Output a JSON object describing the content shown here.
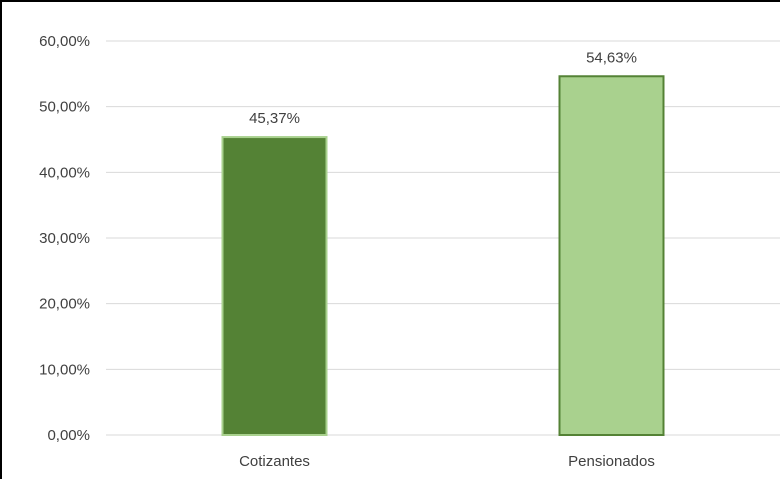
{
  "chart_data": {
    "type": "bar",
    "title": "",
    "xlabel": "",
    "ylabel": "",
    "categories": [
      "Cotizantes",
      "Pensionados"
    ],
    "values": [
      45.37,
      54.63
    ],
    "data_labels": [
      "45,37%",
      "54,63%"
    ],
    "ylim": [
      0,
      60
    ],
    "yticks": [
      0,
      10,
      20,
      30,
      40,
      50,
      60
    ],
    "ytick_labels": [
      "0,00%",
      "10,00%",
      "20,00%",
      "30,00%",
      "40,00%",
      "50,00%",
      "60,00%"
    ],
    "grid": true,
    "legend": "none",
    "colors": {
      "bars": [
        "#548235",
        "#a9d18e"
      ],
      "bar_borders": [
        "#a9d18e",
        "#548235"
      ],
      "grid": "#d9d9d9",
      "text": "#404040"
    }
  }
}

..........

◆ JOB: The entries above should be reproduced exactly, without their pictures.

◆ WRITTEN ANSWER:
Output a JSON object describing the content shown here.
{
  "chart_data": {
    "type": "bar",
    "title": "",
    "xlabel": "",
    "ylabel": "",
    "categories": [
      "Cotizantes",
      "Pensionados"
    ],
    "values": [
      45.37,
      54.63
    ],
    "data_labels": [
      "45,37%",
      "54,63%"
    ],
    "ylim": [
      0,
      60
    ],
    "yticks": [
      0,
      10,
      20,
      30,
      40,
      50,
      60
    ],
    "ytick_labels": [
      "0,00%",
      "10,00%",
      "20,00%",
      "30,00%",
      "40,00%",
      "50,00%",
      "60,00%"
    ],
    "grid": true,
    "legend": "none",
    "colors": {
      "bars": [
        "#548235",
        "#a9d18e"
      ],
      "bar_borders": [
        "#a9d18e",
        "#548235"
      ],
      "grid": "#d9d9d9",
      "text": "#404040"
    }
  }
}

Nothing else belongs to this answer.